(Source records)

/---

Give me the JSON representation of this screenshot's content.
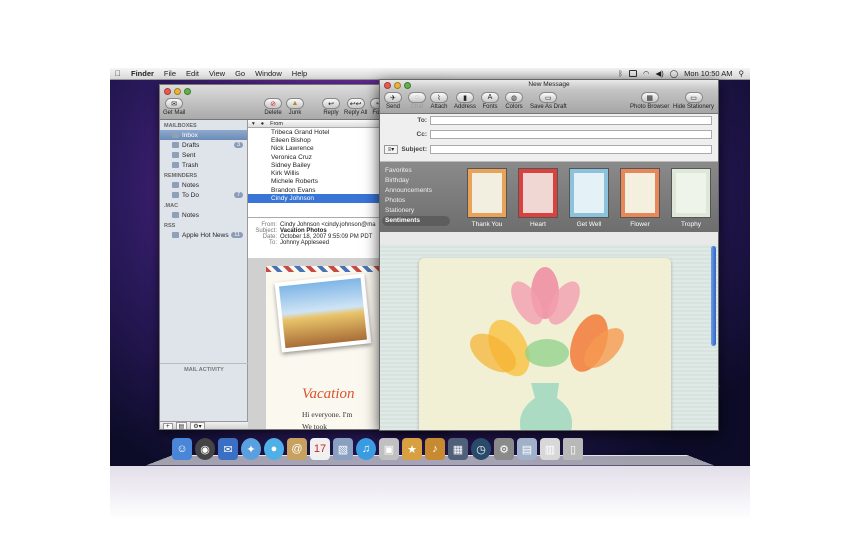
{
  "menubar": {
    "app": "Finder",
    "items": [
      "File",
      "Edit",
      "View",
      "Go",
      "Window",
      "Help"
    ],
    "clock": "Mon 10:50 AM"
  },
  "mail": {
    "toolbar": {
      "get_mail": "Get Mail",
      "delete": "Delete",
      "junk": "Junk",
      "reply": "Reply",
      "reply_all": "Reply All",
      "forward": "Forw"
    },
    "sidebar": {
      "mailboxes_head": "MAILBOXES",
      "inbox": "Inbox",
      "drafts": "Drafts",
      "drafts_count": "3",
      "sent": "Sent",
      "trash": "Trash",
      "reminders_head": "REMINDERS",
      "notes": "Notes",
      "todo": "To Do",
      "todo_count": "7",
      "mac_head": ".MAC",
      "mac_notes": "Notes",
      "rss_head": "RSS",
      "apple_news": "Apple Hot News",
      "apple_news_count": "11",
      "activity": "MAIL ACTIVITY",
      "bottom_add": "+",
      "bottom_action": "⚙▾"
    },
    "list": {
      "col_from": "From",
      "rows": [
        "Tribeca Grand Hotel",
        "Eileen Bishop",
        "Nick Lawrence",
        "Veronica Cruz",
        "Sidney Bailey",
        "Kirk Willis",
        "Michele Roberts",
        "Brandon Evans",
        "Cindy Johnson"
      ]
    },
    "header": {
      "from_k": "From:",
      "from_v": "Cindy Johnson <cindy.johnson@ma",
      "subject_k": "Subject:",
      "subject_v": "Vacation Photos",
      "date_k": "Date:",
      "date_v": "October 18, 2007 9:55:09 PM PDT",
      "to_k": "To:",
      "to_v": "Johnny Appleseed"
    },
    "body": {
      "title": "Vacation",
      "line1": "Hi everyone. I'm",
      "line2": "We took"
    }
  },
  "compose": {
    "title": "New Message",
    "toolbar": {
      "send": "Send",
      "chat": "Chat",
      "attach": "Attach",
      "address": "Address",
      "fonts": "Fonts",
      "colors": "Colors",
      "save_draft": "Save As Draft",
      "photo_browser": "Photo Browser",
      "hide_stationery": "Hide Stationery"
    },
    "fields": {
      "to": "To:",
      "cc": "Cc:",
      "subject": "Subject:"
    },
    "categories": [
      "Favorites",
      "Birthday",
      "Announcements",
      "Photos",
      "Stationery",
      "Sentiments"
    ],
    "selected_category": "Sentiments",
    "templates": [
      {
        "name": "Thank You",
        "color": "#e8a25a"
      },
      {
        "name": "Heart",
        "color": "#d9423e"
      },
      {
        "name": "Get Well",
        "color": "#8cc2dc"
      },
      {
        "name": "Flower",
        "color": "#e8875a"
      },
      {
        "name": "Trophy",
        "color": "#dfe8d8"
      }
    ]
  }
}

\---

◆ What is required:
Copy every line from the records above that contains the word "Sentiments".

◆ Solution:
      "Sentiments"
    "selected_category": "Sentiments",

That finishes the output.